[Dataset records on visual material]
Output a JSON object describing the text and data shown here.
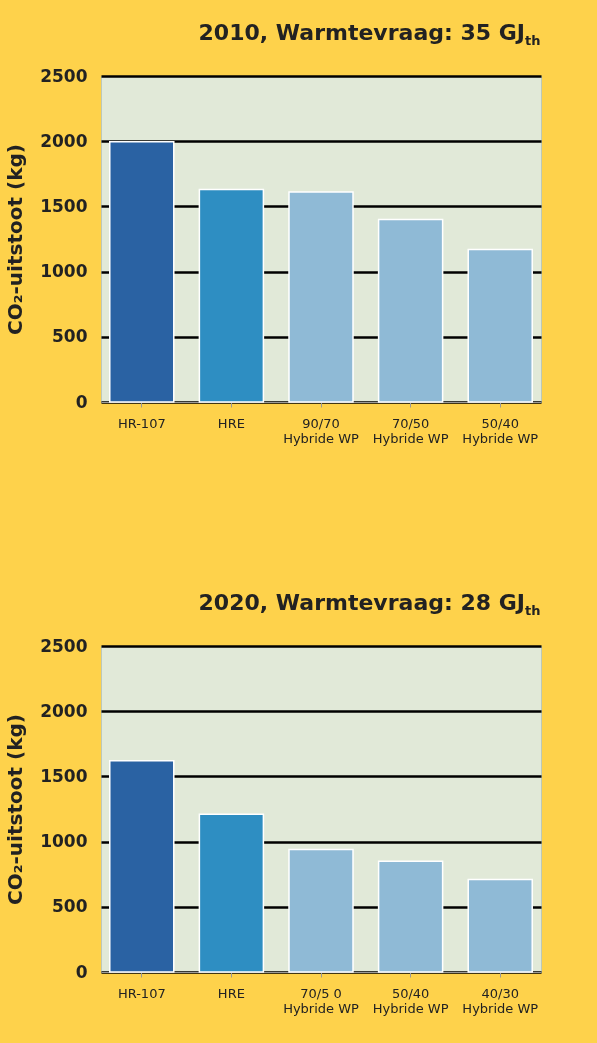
{
  "chart_data": [
    {
      "type": "bar",
      "title": "2010, Warmtevraag: 35 GJ$_{th}$",
      "ylabel": "CO₂-uitstoot (kg)",
      "categories": [
        "HR-107",
        "HRE",
        "90/70\nHybride WP",
        "70/50\nHybride WP",
        "50/40\nHybride WP"
      ],
      "values": [
        1995,
        1630,
        1610,
        1400,
        1170
      ],
      "colors": [
        "#2a62a3",
        "#2e8ec2",
        "#8fbad6",
        "#8fbad6",
        "#8fbad6"
      ],
      "ylim": [
        0,
        2500
      ],
      "yticks": [
        0,
        500,
        1000,
        1500,
        2000,
        2500
      ],
      "grid": "y"
    },
    {
      "type": "bar",
      "title": "2020, Warmtevraag: 28 GJ$_{th}$",
      "ylabel": "CO₂-uitstoot (kg)",
      "categories": [
        "HR-107",
        "HRE",
        "70/5 0\nHybride WP",
        "50/40\nHybride WP",
        "40/30\nHybride WP"
      ],
      "values": [
        1620,
        1210,
        940,
        850,
        710
      ],
      "colors": [
        "#2a62a3",
        "#2e8ec2",
        "#8fbad6",
        "#8fbad6",
        "#8fbad6"
      ],
      "ylim": [
        0,
        2500
      ],
      "yticks": [
        0,
        500,
        1000,
        1500,
        2000,
        2500
      ],
      "grid": "y"
    }
  ]
}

OBJECTIVE: Transcribe the full listing above exactly, with the images removed.

FINAL RESULT:
Output a JSON object describing the text and data shown here.
{
  "chart_data": [
    {
      "type": "bar",
      "title": "2010, Warmtevraag: 35 GJ$_{th}$",
      "ylabel": "CO₂-uitstoot (kg)",
      "categories": [
        "HR-107",
        "HRE",
        "90/70\nHybride WP",
        "70/50\nHybride WP",
        "50/40\nHybride WP"
      ],
      "values": [
        1995,
        1630,
        1610,
        1400,
        1170
      ],
      "colors": [
        "#2a62a3",
        "#2e8ec2",
        "#8fbad6",
        "#8fbad6",
        "#8fbad6"
      ],
      "ylim": [
        0,
        2500
      ],
      "yticks": [
        0,
        500,
        1000,
        1500,
        2000,
        2500
      ],
      "grid": "y"
    },
    {
      "type": "bar",
      "title": "2020, Warmtevraag: 28 GJ$_{th}$",
      "ylabel": "CO₂-uitstoot (kg)",
      "categories": [
        "HR-107",
        "HRE",
        "70/5 0\nHybride WP",
        "50/40\nHybride WP",
        "40/30\nHybride WP"
      ],
      "values": [
        1620,
        1210,
        940,
        850,
        710
      ],
      "colors": [
        "#2a62a3",
        "#2e8ec2",
        "#8fbad6",
        "#8fbad6",
        "#8fbad6"
      ],
      "ylim": [
        0,
        2500
      ],
      "yticks": [
        0,
        500,
        1000,
        1500,
        2000,
        2500
      ],
      "grid": "y"
    }
  ]
}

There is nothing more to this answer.